:: STORED DATA ::
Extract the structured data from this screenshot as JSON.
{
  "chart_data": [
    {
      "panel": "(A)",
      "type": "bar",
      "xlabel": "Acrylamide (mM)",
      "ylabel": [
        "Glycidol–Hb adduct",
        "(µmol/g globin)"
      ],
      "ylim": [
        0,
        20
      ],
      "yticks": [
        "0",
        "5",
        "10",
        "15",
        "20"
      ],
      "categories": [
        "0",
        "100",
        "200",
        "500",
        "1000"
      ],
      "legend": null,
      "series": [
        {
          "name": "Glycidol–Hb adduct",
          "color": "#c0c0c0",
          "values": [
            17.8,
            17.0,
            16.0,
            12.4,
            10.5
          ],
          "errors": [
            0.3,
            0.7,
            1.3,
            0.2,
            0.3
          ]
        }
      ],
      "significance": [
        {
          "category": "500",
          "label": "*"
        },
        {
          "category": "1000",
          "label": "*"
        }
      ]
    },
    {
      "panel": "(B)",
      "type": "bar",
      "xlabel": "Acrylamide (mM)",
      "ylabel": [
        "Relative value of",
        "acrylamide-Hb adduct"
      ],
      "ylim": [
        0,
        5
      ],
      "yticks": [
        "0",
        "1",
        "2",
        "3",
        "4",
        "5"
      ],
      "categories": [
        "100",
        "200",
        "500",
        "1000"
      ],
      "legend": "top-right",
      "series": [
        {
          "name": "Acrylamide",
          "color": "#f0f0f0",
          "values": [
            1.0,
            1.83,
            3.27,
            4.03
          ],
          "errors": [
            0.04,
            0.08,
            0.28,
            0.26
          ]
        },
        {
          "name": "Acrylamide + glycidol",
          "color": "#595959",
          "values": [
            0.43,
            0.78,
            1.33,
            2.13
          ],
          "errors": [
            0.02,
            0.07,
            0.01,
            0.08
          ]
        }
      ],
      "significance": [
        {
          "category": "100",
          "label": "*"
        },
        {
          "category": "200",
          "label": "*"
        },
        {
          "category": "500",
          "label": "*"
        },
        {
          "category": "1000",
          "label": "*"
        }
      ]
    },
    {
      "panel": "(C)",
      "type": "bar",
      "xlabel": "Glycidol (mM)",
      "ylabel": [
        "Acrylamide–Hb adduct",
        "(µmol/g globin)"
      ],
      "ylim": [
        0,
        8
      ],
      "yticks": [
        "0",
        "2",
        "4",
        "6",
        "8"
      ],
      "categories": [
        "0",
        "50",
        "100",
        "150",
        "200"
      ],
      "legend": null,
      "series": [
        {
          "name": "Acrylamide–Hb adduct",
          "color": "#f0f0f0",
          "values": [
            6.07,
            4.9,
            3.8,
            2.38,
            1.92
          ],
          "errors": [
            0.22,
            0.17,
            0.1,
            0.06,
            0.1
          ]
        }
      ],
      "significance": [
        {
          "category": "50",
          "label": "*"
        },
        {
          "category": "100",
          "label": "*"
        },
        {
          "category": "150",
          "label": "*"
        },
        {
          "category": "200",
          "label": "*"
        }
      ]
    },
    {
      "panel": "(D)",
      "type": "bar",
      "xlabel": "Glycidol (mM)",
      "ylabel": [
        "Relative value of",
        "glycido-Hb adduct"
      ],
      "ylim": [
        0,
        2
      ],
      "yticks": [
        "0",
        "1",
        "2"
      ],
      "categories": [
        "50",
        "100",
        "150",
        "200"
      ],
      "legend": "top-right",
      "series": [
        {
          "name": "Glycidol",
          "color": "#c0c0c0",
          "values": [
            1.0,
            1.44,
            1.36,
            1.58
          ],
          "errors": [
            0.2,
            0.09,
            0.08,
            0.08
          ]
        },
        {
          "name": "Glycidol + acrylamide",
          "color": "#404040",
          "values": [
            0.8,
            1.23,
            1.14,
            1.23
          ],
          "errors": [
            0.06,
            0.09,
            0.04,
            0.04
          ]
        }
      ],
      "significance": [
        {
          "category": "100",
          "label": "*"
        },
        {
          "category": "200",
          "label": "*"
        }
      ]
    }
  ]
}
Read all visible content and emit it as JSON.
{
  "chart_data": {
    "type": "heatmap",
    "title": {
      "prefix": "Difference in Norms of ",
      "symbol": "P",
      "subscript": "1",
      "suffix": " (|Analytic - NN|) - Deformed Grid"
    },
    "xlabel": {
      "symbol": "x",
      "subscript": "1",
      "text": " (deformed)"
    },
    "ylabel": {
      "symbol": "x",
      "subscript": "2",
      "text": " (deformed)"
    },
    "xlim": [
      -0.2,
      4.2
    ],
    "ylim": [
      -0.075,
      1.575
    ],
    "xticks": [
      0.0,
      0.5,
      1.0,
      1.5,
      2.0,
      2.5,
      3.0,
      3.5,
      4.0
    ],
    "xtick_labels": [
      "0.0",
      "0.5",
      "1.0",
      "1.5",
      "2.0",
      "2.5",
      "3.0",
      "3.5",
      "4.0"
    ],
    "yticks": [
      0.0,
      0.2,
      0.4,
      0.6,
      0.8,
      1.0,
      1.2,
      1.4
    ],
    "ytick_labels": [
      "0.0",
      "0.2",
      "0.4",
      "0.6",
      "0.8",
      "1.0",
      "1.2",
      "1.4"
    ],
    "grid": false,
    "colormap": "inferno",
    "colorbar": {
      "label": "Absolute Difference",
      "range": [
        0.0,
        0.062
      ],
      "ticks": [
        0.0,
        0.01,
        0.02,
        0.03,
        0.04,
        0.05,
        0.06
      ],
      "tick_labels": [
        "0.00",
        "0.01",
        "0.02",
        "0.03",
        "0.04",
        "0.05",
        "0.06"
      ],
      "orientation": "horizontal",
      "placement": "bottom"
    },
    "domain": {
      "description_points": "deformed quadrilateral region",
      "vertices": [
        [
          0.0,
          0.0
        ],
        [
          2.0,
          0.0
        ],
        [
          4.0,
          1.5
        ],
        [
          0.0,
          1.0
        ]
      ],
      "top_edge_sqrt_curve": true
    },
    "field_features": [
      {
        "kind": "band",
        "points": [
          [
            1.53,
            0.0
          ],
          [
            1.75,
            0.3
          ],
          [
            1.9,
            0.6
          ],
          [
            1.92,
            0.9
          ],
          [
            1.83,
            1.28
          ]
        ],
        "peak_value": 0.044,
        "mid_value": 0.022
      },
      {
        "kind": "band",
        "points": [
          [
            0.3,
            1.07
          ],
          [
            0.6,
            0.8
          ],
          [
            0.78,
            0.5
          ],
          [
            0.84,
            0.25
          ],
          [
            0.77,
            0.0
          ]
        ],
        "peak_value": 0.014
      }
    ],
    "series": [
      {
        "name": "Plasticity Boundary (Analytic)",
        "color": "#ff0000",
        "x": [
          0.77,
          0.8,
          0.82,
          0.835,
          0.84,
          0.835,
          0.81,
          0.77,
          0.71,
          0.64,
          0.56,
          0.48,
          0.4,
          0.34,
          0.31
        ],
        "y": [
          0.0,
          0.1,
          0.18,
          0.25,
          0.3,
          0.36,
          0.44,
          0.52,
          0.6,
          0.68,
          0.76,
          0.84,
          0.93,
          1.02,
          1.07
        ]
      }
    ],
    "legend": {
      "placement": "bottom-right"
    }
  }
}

:: YOUR TASK ::
Return each line where "Analytic" shows up.

:: WRITTEN REPLY ::
      "suffix": " (|Analytic - NN|) - Deformed Grid"
        "name": "Plasticity Boundary (Analytic)",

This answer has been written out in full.